### Article
Sophisticated analysis techniques reveal writing from papyruses and deteriorated documents

Images in ultraviolet or infrared are throwing light on unintelligible passages from Egyptian papyruses more than 2 thousand years old and are bringing to the surface lost works by great classical authors, such as Sophocles, Euripides and Hesiod. X-rays are making it possible to get to know better the mathematical theories of Archimedes contained in murky and difficult to understand copies, made in the 10th century, from parts of the original writings. Chemical and spectrometry analyses reveal the composition of the pigments used in the 15th century by Johannes Gutenberg to illustrate the first book made with movable type, the Bible. As can be seen, the most varied technologies are today at the service of the study of ancient texts, filling in information gaps hitherto inaccessible to the most acute exegetes.

At Oxford University, British researchers are using a method created by NASA for use in its satellites in the visualization of planets and celestial objects, multispectral imaging, as an ally in the work of studying the texts of the Oxyrhynchus project. This is a collection of 400 thousand fragments of manuscripts written by classical authors from Greece and Rome found at the end of the 19th century in the remains of the ancient Egyptian city of Oxyrhynchus. The papyruses, which, according to some scholars, may expand by 20% the quantity of classical texts, remained a long time in contact with the soil, amidst all kinds of garbage, in particular glass, and became dark and illegible in some passages. The contrast was lost between the pigment used in the writing and the background of the papyruses, which had darkened too much.

### Source data
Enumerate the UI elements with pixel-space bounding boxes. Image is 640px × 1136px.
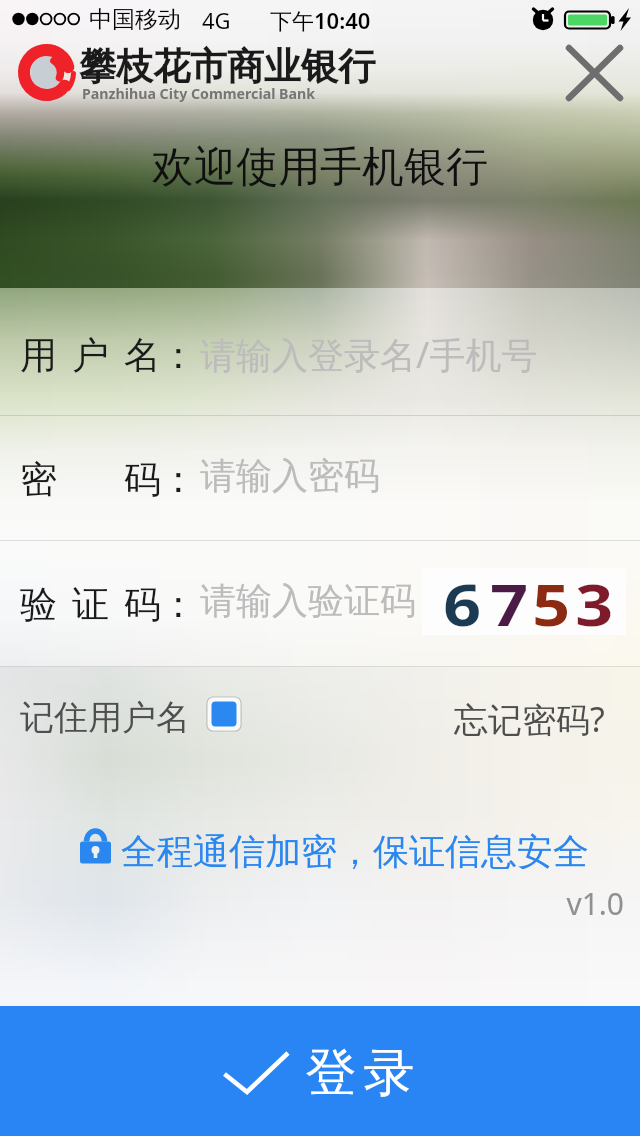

### What you need to do
1. In the article on revealing writing in ancient documents, how many manuscript fragments make up the Oxyrhynchus collection?
2. Reproduce the passage of the article on revealing writing in ancient documents between "Images in ultraviolet" and "most acute exegetes.", inclusive.

### Correct answers
1. About 400 thousand fragments.

2.
Images in ultraviolet or infrared are throwing light on unintelligible passages from Egyptian papyruses more than 2 thousand years old and are bringing to the surface lost works by great classical authors, such as Sophocles, Euripides and Hesiod. X-rays are making it possible to get to know better the mathematical theories of Archimedes contained in murky and difficult to understand copies, made in the 10th century, from parts of the original writings. Chemical and spectrometry analyses reveal the composition of the pigments used in the 15th century by Johannes Gutenberg to illustrate the first book made with movable type, the Bible. As can be seen, the most varied technologies are today at the service of the study of ancient texts, filling in information gaps hitherto inaccessible to the most acute exegetes.